**Exercise aim:** Type out the material below exactly.

Start Dataset extract

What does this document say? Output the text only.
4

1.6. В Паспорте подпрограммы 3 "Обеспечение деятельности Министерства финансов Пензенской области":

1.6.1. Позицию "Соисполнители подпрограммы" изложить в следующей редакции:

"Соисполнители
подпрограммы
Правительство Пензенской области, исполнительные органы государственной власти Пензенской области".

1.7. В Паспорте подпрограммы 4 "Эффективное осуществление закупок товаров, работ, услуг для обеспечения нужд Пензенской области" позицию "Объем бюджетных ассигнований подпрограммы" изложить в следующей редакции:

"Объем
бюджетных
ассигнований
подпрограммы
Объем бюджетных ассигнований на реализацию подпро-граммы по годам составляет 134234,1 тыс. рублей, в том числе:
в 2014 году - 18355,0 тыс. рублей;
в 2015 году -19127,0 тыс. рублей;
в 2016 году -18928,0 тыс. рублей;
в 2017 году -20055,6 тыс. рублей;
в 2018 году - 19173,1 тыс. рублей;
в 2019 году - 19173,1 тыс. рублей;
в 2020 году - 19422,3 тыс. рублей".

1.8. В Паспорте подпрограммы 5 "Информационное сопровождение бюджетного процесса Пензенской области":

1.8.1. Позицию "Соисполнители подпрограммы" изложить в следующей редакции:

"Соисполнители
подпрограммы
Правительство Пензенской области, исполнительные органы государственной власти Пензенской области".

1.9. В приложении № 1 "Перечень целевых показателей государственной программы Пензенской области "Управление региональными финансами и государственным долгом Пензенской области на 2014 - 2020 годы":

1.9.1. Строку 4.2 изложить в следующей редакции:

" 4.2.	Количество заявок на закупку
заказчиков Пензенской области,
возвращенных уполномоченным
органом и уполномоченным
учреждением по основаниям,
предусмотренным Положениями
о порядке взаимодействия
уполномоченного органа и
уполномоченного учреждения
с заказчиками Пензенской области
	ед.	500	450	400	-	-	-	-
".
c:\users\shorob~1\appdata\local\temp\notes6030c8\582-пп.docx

End Dataset extract

**Expected output:**
What does this document say? Output the text only.
4

1.6. В Паспорте подпрограммы 3 "Обеспечение деятельности Министерства финансов Пензенской области":

1.6.1. Позицию "Соисполнители подпрограммы" изложить в следующей редакции:

"Соисполнители
подпрограммы
Правительство Пензенской области, исполнительные органы государственной власти Пензенской области".

1.7. В Паспорте подпрограммы 4 "Эффективное осуществление закупок товаров, работ, услуг для обеспечения нужд Пензенской области" позицию "Объем бюджетных ассигнований подпрограммы" изложить в следующей редакции:

"Объем
бюджетных
ассигнований
подпрограммы
Объем бюджетных ассигнований на реализацию подпро-граммы по годам составляет 134234,1 тыс. рублей, в том числе:
в 2014 году - 18355,0 тыс. рублей;
в 2015 году -19127,0 тыс. рублей;
в 2016 году -18928,0 тыс. рублей;
в 2017 году -20055,6 тыс. рублей;
в 2018 году - 19173,1 тыс. рублей;
в 2019 году - 19173,1 тыс. рублей;
в 2020 году - 19422,3 тыс. рублей".

1.8. В Паспорте подпрограммы 5 "Информационное сопровождение бюджетного процесса Пензенской области":

1.8.1. Позицию "Соисполнители подпрограммы" изложить в следующей редакции:

"Соисполнители
подпрограммы
Правительство Пензенской области, исполнительные органы государственной власти Пензенской области".

1.9. В приложении № 1 "Перечень целевых показателей государственной программы Пензенской области "Управление региональными финансами и государственным долгом Пензенской области на 2014 - 2020 годы":

1.9.1. Строку 4.2 изложить в следующей редакции:

" 4.2.	Количество заявок на закупку
заказчиков Пензенской области,
возвращенных уполномоченным
органом и уполномоченным
учреждением по основаниям,
предусмотренным Положениями
о порядке взаимодействия
уполномоченного органа и
уполномоченного учреждения
с заказчиками Пензенской области
	ед.	500	450	400	-	-	-	-
".
c:\users\shorob~1\appdata\local\temp\notes6030c8\582-пп.docx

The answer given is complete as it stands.